## Task brief
Count the lines that include the string "every", and give only that number.

## Exercise inputs
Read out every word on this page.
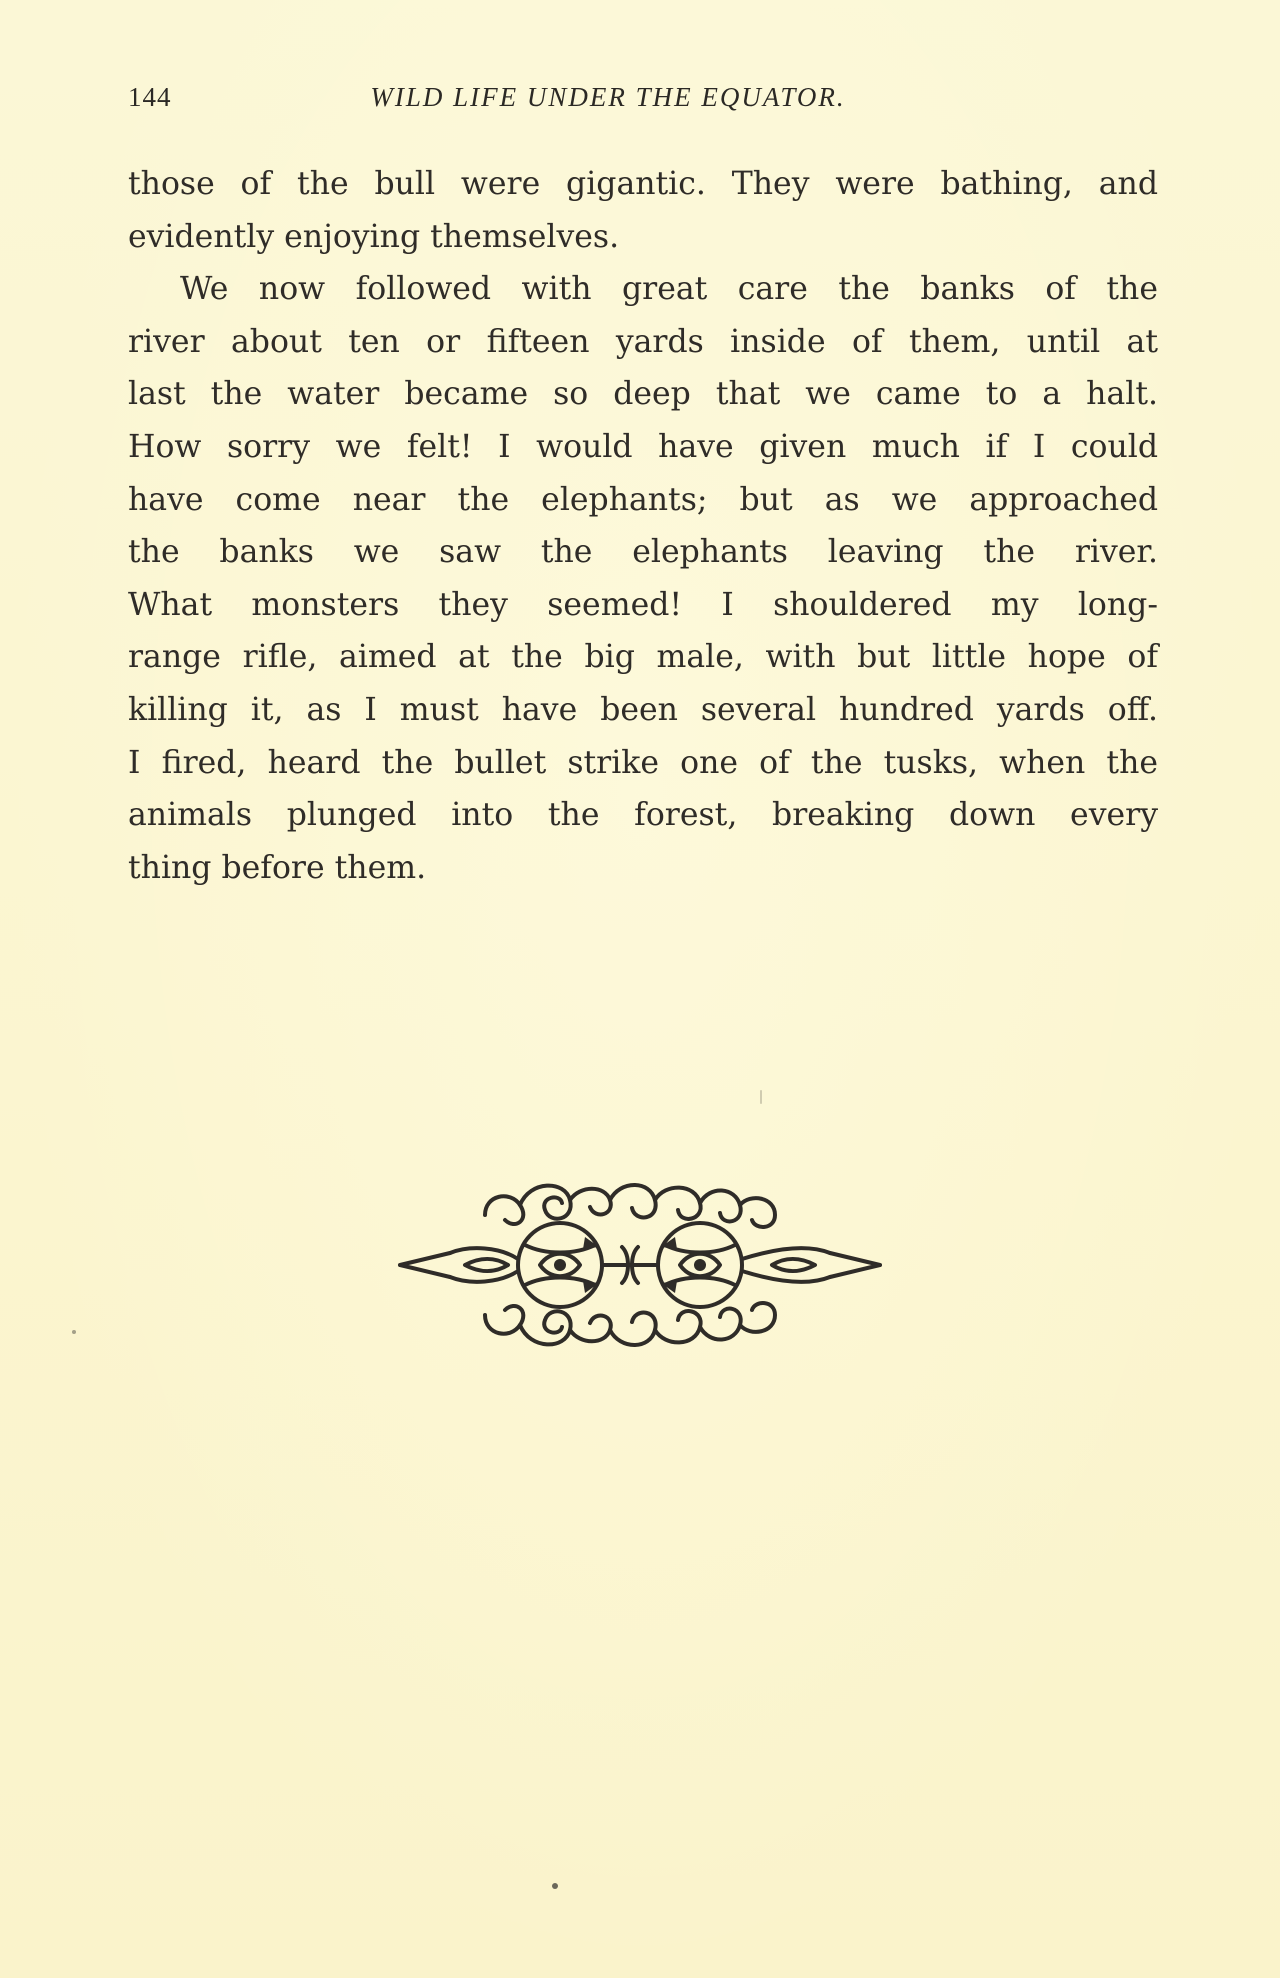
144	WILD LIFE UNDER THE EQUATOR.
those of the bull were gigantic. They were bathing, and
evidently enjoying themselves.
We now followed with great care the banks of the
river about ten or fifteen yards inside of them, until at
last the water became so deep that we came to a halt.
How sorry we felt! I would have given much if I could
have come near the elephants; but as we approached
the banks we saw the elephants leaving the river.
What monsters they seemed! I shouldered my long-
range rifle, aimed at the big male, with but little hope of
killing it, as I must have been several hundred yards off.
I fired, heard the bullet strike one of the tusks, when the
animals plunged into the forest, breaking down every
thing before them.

## Task answer
2